=== TASK ITEM A ===
In the article on Mozart Therapeutics, which firms led the Series A funding round?
=== TASK ITEM B ===
Reproduce word for word the passage of the article on Mozart Therapeutics from "Mozart’s pipeline includes" up to and including "Lilly & Company.".

=== SELECTED EXCERPT ===
Mozart Therapeutics CEO Katie Fanning. (Mozart Photo)

A year and a few months since its founding, Mozart Therapeutics has secured $55 million to develop therapies for celiac disease and other immune-related conditions, the company announced Tuesday.

The Seattle-based biotech startup is developing compounds to quell overactive immune responses in celiac disease and other conditions.

“We have an opportunity to really do something different in autoimmune and inflammatory diseases,” said CEO Katie Fanning, an industry veteran who previously was CEO of Seattle biotech Nohla Therapeutics, in an interview with GeekWire.

The funding will help propel Mozart’s lead compound through preclinical studies to human testing, with trials for celiac disease expected to start in 2024.

The company’s program builds on research from the lab of co-founder Mark Davis, a professor at Stanford and head of the university’s Institute for Immunity, Transplantation and Infection.

Davis and his colleagues study cells called regulatory CD8 T cells. Such cells may fend off disease in multiple sclerosis and celiac disease, the researchers showed. The regulatory cells operate by suppressing disease-causing immune cells.

Additional work at Mozart suggests that regulatory CD8 T cells also may quell type 1 diabetes and inflammatory bowel disease, said Fanning.

“What Mozart is looking to do is leverage our understanding of that network that [Davis] described to build a portfolio of disease modifying therapeutics,” said Fanning. Davis co-founded the company in June 2020 with two other Stanford professors, K Christopher Garcia and Calvin Kuo.

The company’s lead compound bumps up the action of regulatory CD8 T cells with the aim of quelling overactive immune responses.

Mozart’s pipeline includes compounds in preclinical development for celiac disease and inflammatory bowel disease. (Mozart Image)

The Series A funding round was led by ARCH Venture Partners along with Sofinnova Partners. Other backers include MRL Ventures Fund from Merck, Leaps by Bayer, and Eli Lilly & Company.

Such drug company investment, “reflects the tremendous interest on the part of pharma for novel targets and novel ways to address the unmet needs that still exist in autoimmune disease,” said Fanning. Altitude Life Science Ventures and Alexandria Venture Investments were additional investors in the round, and the company received seed funding from ARCH.

Related: Sonoma Biotherapeutics raises $265M to advance therapies for autoimmune, inflammatory diseases

Mozart’s leadership team includes CSO Kristine Swiderek, previously senior VP of research at Alpine Immune Sciences and Courtney Crane, VP of discovery and translational science. Crane was previously an associate professor at the University of Washington and an investigator at Seattle Children’s Research Institute.

=== EXTRACTED MATERIAL ===
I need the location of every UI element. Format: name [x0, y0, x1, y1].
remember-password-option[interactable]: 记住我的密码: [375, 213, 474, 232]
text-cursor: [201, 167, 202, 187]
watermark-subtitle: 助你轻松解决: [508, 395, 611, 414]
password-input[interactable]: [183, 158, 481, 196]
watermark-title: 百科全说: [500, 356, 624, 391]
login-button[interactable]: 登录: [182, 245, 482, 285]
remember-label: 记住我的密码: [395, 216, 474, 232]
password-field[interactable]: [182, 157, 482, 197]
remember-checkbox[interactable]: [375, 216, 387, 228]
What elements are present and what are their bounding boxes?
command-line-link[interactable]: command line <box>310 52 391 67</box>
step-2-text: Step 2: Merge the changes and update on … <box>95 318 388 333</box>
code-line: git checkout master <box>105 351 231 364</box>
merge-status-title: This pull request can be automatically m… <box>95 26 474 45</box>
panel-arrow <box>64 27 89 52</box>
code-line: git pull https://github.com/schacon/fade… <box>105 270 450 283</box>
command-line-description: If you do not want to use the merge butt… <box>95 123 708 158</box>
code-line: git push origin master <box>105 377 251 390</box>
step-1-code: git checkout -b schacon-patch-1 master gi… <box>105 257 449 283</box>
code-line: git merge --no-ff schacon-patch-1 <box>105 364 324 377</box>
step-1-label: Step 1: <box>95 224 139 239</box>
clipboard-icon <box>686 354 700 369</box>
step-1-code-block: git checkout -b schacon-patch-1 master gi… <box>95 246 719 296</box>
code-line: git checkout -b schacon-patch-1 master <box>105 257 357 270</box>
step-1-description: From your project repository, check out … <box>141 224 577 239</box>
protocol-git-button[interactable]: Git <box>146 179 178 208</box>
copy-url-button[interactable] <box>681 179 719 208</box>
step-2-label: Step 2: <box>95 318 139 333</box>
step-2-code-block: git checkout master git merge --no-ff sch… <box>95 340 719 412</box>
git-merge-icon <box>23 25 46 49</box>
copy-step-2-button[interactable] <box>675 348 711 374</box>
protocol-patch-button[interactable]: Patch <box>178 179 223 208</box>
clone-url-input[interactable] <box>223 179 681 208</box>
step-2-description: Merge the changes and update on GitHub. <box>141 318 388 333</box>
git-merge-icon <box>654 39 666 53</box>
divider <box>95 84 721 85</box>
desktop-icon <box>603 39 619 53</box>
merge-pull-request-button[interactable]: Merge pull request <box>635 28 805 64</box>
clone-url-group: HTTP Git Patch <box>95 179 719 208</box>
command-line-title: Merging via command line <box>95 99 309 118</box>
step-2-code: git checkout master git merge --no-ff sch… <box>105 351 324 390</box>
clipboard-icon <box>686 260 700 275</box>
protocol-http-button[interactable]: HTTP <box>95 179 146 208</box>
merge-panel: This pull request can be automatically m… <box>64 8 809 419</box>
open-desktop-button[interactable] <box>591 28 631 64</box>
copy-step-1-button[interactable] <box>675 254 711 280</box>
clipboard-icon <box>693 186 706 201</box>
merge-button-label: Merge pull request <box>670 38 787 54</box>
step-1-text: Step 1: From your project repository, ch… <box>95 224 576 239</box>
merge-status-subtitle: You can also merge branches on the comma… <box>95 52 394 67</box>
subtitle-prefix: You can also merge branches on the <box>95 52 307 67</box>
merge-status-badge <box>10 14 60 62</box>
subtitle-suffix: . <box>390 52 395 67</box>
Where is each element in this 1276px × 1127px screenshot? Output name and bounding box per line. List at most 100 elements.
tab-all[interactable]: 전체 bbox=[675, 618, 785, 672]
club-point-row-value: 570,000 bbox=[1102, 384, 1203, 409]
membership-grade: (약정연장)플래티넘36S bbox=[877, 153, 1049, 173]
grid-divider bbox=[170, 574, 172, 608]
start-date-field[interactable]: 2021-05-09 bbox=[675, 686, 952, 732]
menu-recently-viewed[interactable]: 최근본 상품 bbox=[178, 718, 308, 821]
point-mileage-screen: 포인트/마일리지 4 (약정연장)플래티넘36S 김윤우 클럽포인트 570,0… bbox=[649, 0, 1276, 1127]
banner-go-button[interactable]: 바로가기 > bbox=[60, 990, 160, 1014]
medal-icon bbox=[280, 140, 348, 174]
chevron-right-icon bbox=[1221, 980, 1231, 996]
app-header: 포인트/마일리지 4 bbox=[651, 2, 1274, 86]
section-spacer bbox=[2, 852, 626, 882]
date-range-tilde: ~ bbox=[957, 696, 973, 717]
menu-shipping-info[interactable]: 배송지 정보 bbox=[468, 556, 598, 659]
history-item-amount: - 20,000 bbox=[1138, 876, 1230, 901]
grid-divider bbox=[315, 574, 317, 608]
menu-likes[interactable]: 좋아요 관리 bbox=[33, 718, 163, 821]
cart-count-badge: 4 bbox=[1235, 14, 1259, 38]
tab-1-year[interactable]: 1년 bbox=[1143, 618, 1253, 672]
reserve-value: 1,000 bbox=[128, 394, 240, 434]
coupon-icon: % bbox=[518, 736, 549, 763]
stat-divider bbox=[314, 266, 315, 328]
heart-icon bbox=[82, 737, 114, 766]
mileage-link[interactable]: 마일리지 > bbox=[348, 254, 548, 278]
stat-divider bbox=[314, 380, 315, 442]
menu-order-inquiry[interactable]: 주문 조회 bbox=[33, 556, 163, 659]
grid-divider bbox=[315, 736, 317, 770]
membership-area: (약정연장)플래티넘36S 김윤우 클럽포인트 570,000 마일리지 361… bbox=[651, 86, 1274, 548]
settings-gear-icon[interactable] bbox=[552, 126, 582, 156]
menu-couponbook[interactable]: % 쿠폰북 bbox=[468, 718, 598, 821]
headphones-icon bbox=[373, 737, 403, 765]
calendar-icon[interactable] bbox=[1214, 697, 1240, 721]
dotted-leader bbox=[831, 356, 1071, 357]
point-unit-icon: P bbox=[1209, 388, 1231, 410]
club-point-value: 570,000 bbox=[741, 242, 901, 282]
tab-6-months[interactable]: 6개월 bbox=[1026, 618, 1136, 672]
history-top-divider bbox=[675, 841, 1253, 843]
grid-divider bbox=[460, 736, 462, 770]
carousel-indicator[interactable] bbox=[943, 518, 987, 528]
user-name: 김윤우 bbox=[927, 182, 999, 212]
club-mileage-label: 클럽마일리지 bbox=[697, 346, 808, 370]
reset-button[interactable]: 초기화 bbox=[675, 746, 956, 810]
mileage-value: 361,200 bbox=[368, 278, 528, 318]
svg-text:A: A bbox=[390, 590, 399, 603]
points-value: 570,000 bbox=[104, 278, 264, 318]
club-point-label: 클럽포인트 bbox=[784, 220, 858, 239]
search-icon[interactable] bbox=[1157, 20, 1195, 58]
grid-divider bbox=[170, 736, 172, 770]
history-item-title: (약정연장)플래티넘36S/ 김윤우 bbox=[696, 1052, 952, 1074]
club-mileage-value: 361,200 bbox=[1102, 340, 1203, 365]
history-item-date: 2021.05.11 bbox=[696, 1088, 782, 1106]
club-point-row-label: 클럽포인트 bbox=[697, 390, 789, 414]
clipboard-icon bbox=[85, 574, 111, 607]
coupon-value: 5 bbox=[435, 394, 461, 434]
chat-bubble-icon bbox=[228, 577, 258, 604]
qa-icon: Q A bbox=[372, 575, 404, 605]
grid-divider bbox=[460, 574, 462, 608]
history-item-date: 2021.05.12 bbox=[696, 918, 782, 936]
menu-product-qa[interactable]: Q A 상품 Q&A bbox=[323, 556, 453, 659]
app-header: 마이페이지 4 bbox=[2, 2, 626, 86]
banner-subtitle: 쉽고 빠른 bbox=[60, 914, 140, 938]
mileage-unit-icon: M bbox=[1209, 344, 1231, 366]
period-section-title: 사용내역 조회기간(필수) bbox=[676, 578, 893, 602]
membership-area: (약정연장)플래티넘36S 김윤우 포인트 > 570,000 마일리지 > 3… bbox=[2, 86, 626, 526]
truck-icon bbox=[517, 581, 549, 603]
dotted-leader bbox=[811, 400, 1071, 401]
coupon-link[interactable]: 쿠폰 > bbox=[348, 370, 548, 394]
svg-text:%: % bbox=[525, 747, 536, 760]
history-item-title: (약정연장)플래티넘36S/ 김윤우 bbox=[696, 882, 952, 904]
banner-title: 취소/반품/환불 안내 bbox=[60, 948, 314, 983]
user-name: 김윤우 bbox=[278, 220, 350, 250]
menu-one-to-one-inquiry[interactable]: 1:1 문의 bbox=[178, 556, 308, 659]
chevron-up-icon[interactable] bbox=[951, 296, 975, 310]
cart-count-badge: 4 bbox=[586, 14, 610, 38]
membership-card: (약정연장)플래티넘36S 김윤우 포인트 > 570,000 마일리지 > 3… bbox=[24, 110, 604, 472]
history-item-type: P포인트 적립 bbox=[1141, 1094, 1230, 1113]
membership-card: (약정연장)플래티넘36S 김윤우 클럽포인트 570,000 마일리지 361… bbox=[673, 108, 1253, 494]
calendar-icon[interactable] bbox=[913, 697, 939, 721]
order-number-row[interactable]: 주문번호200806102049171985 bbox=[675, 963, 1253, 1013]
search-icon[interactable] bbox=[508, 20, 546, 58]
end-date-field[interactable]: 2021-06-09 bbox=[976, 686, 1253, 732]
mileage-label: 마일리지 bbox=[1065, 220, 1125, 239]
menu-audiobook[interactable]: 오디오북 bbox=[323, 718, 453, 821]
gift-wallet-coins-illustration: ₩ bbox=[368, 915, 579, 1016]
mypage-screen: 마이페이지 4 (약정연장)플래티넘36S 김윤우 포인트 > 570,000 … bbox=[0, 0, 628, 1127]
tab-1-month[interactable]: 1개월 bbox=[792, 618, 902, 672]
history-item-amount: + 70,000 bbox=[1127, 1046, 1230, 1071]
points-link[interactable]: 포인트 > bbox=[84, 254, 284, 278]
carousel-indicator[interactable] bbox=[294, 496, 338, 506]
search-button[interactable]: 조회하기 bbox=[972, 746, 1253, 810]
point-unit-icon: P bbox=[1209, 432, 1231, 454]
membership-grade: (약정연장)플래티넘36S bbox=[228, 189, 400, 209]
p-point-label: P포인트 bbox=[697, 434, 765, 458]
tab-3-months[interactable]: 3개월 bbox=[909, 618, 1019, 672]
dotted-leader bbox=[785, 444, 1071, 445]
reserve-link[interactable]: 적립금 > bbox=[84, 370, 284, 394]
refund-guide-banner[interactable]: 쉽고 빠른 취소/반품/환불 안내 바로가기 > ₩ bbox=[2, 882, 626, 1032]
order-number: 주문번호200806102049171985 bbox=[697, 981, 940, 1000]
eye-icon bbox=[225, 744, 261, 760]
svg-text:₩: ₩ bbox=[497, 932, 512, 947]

=== SOLUTION A ===
ARCH Venture Partners, along with Sofinnova Partners.

=== SOLUTION B ===
Mozart’s pipeline includes compounds in preclinical development for celiac disease and inflammatory bowel disease. (Mozart Image)

The Series A funding round was led by ARCH Venture Partners along with Sofinnova Partners. Other backers include MRL Ventures Fund from Merck, Leaps by Bayer, and Eli Lilly & Company.